**What the task requires**
Will you transcribe the entries that follow, exactly and in full?

**Data to use**
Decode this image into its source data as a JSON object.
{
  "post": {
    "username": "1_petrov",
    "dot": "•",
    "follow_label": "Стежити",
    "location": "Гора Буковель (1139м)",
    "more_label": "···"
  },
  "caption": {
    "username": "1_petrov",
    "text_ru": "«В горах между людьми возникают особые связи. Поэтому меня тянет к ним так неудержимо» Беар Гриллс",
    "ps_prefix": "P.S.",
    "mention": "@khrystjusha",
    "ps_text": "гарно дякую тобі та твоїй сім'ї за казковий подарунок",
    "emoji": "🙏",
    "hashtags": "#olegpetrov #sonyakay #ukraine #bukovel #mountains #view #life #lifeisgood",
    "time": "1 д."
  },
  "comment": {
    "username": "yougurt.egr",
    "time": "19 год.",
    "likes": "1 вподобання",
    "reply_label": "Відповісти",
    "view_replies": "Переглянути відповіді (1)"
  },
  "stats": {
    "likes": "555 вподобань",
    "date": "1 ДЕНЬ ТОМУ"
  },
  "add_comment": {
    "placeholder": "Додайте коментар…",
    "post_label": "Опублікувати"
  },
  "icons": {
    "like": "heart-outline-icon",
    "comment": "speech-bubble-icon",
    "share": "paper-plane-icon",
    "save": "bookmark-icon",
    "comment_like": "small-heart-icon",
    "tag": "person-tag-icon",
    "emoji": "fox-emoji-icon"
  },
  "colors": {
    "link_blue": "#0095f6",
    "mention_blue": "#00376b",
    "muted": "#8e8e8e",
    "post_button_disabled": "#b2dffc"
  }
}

**Result of this exercise**
Decode this image into its source data as a JSON object.
{
  "post": {
    "username": "1_petrov",
    "dot": "•",
    "follow_label": "Стежити",
    "location": "Гора Буковель (1139м)",
    "more_label": "···"
  },
  "caption": {
    "username": "1_petrov",
    "text_ru": "«В горах между людьми возникают особые связи. Поэтому меня тянет к ним так неудержимо» Беар Гриллс",
    "ps_prefix": "P.S.",
    "mention": "@khrystjusha",
    "ps_text": "гарно дякую тобі та твоїй сім'ї за казковий подарунок",
    "emoji": "🙏",
    "hashtags": "#olegpetrov #sonyakay #ukraine #bukovel #mountains #view #life #lifeisgood",
    "time": "1 д."
  },
  "comment": {
    "username": "yougurt.egr",
    "time": "19 год.",
    "likes": "1 вподобання",
    "reply_label": "Відповісти",
    "view_replies": "Переглянути відповіді (1)"
  },
  "stats": {
    "likes": "555 вподобань",
    "date": "1 ДЕНЬ ТОМУ"
  },
  "add_comment": {
    "placeholder": "Додайте коментар…",
    "post_label": "Опублікувати"
  },
  "icons": {
    "like": "heart-outline-icon",
    "comment": "speech-bubble-icon",
    "share": "paper-plane-icon",
    "save": "bookmark-icon",
    "comment_like": "small-heart-icon",
    "tag": "person-tag-icon",
    "emoji": "fox-emoji-icon"
  },
  "colors": {
    "link_blue": "#0095f6",
    "mention_blue": "#00376b",
    "muted": "#8e8e8e",
    "post_button_disabled": "#b2dffc"
  }
}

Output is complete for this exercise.